→ **WORK TO BE COMPLETED**:
Write out the material below again, unchanged.

→ **DATA EXTRACT**:
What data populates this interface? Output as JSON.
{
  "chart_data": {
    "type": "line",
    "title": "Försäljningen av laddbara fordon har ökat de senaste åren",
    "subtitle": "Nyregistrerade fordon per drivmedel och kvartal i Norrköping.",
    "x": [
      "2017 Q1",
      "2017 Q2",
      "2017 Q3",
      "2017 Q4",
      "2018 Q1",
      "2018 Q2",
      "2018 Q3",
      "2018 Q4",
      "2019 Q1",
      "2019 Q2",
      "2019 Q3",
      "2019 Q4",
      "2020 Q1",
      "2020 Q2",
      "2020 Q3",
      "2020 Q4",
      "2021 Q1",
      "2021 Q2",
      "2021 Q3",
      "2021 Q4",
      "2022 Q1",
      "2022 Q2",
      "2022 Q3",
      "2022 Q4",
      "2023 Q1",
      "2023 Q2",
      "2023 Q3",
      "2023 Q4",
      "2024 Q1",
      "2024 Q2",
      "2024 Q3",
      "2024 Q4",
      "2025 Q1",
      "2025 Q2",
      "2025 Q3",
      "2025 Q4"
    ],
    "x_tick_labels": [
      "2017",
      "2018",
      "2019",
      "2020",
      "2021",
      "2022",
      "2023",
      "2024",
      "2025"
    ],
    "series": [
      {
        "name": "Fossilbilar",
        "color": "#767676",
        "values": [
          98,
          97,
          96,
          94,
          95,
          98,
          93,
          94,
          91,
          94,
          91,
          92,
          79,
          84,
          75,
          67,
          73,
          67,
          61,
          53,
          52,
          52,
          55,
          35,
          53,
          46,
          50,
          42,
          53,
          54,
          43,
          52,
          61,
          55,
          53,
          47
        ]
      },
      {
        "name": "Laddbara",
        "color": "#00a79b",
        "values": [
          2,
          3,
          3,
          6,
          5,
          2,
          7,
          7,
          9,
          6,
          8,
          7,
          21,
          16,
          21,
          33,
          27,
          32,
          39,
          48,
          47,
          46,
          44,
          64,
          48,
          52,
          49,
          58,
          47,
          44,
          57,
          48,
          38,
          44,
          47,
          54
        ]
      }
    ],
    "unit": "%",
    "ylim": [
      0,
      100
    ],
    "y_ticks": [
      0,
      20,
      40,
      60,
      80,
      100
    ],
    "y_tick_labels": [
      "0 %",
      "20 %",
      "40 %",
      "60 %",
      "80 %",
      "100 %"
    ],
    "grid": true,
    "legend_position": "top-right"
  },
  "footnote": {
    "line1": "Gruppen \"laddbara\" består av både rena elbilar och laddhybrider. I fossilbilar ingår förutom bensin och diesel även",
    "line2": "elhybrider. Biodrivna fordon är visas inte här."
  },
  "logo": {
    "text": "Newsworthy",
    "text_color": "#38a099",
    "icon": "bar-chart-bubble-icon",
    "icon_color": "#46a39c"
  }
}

→ **WRITTEN SOLUTION**:
What data populates this interface? Output as JSON.
{
  "chart_data": {
    "type": "line",
    "title": "Försäljningen av laddbara fordon har ökat de senaste åren",
    "subtitle": "Nyregistrerade fordon per drivmedel och kvartal i Norrköping.",
    "x": [
      "2017 Q1",
      "2017 Q2",
      "2017 Q3",
      "2017 Q4",
      "2018 Q1",
      "2018 Q2",
      "2018 Q3",
      "2018 Q4",
      "2019 Q1",
      "2019 Q2",
      "2019 Q3",
      "2019 Q4",
      "2020 Q1",
      "2020 Q2",
      "2020 Q3",
      "2020 Q4",
      "2021 Q1",
      "2021 Q2",
      "2021 Q3",
      "2021 Q4",
      "2022 Q1",
      "2022 Q2",
      "2022 Q3",
      "2022 Q4",
      "2023 Q1",
      "2023 Q2",
      "2023 Q3",
      "2023 Q4",
      "2024 Q1",
      "2024 Q2",
      "2024 Q3",
      "2024 Q4",
      "2025 Q1",
      "2025 Q2",
      "2025 Q3",
      "2025 Q4"
    ],
    "x_tick_labels": [
      "2017",
      "2018",
      "2019",
      "2020",
      "2021",
      "2022",
      "2023",
      "2024",
      "2025"
    ],
    "series": [
      {
        "name": "Fossilbilar",
        "color": "#767676",
        "values": [
          98,
          97,
          96,
          94,
          95,
          98,
          93,
          94,
          91,
          94,
          91,
          92,
          79,
          84,
          75,
          67,
          73,
          67,
          61,
          53,
          52,
          52,
          55,
          35,
          53,
          46,
          50,
          42,
          53,
          54,
          43,
          52,
          61,
          55,
          53,
          47
        ]
      },
      {
        "name": "Laddbara",
        "color": "#00a79b",
        "values": [
          2,
          3,
          3,
          6,
          5,
          2,
          7,
          7,
          9,
          6,
          8,
          7,
          21,
          16,
          21,
          33,
          27,
          32,
          39,
          48,
          47,
          46,
          44,
          64,
          48,
          52,
          49,
          58,
          47,
          44,
          57,
          48,
          38,
          44,
          47,
          54
        ]
      }
    ],
    "unit": "%",
    "ylim": [
      0,
      100
    ],
    "y_ticks": [
      0,
      20,
      40,
      60,
      80,
      100
    ],
    "y_tick_labels": [
      "0 %",
      "20 %",
      "40 %",
      "60 %",
      "80 %",
      "100 %"
    ],
    "grid": true,
    "legend_position": "top-right"
  },
  "footnote": {
    "line1": "Gruppen \"laddbara\" består av både rena elbilar och laddhybrider. I fossilbilar ingår förutom bensin och diesel även",
    "line2": "elhybrider. Biodrivna fordon är visas inte här."
  },
  "logo": {
    "text": "Newsworthy",
    "text_color": "#38a099",
    "icon": "bar-chart-bubble-icon",
    "icon_color": "#46a39c"
  }
}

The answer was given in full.